Given exercise
Pick out every line that holds the string "предоставленных" and copy it.

The data
+--
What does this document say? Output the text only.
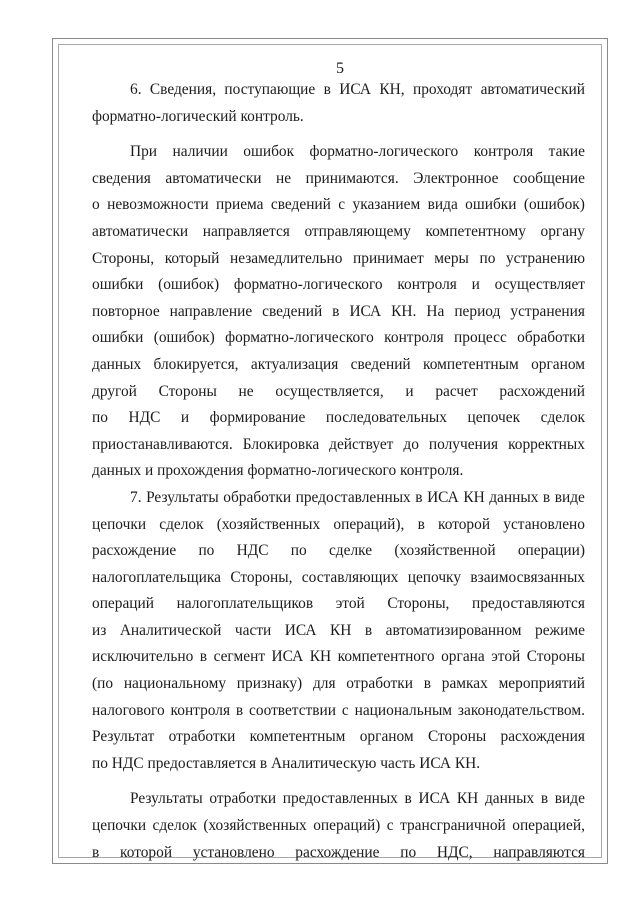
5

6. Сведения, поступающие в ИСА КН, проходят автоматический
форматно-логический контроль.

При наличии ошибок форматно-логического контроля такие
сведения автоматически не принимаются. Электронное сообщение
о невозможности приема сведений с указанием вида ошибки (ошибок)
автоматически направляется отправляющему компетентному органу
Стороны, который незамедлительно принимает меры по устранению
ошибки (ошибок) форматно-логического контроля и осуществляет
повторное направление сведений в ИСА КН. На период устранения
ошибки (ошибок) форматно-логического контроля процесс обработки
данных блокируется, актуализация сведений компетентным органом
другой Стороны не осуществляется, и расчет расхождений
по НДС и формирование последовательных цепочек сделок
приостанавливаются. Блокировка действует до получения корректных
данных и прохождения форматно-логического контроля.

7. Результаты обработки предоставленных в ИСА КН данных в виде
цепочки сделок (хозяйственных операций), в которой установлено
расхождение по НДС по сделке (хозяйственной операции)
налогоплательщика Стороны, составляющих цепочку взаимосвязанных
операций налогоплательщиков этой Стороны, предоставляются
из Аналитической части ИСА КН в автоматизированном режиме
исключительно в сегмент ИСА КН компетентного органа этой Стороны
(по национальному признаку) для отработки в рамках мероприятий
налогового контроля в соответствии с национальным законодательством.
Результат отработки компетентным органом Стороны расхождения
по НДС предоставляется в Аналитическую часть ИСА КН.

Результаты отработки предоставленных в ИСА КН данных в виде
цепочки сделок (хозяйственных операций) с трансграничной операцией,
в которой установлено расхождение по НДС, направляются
+--
Task output
7. Результаты обработки предоставленных в ИСА КН данных в виде
Результаты отработки предоставленных в ИСА КН данных в виде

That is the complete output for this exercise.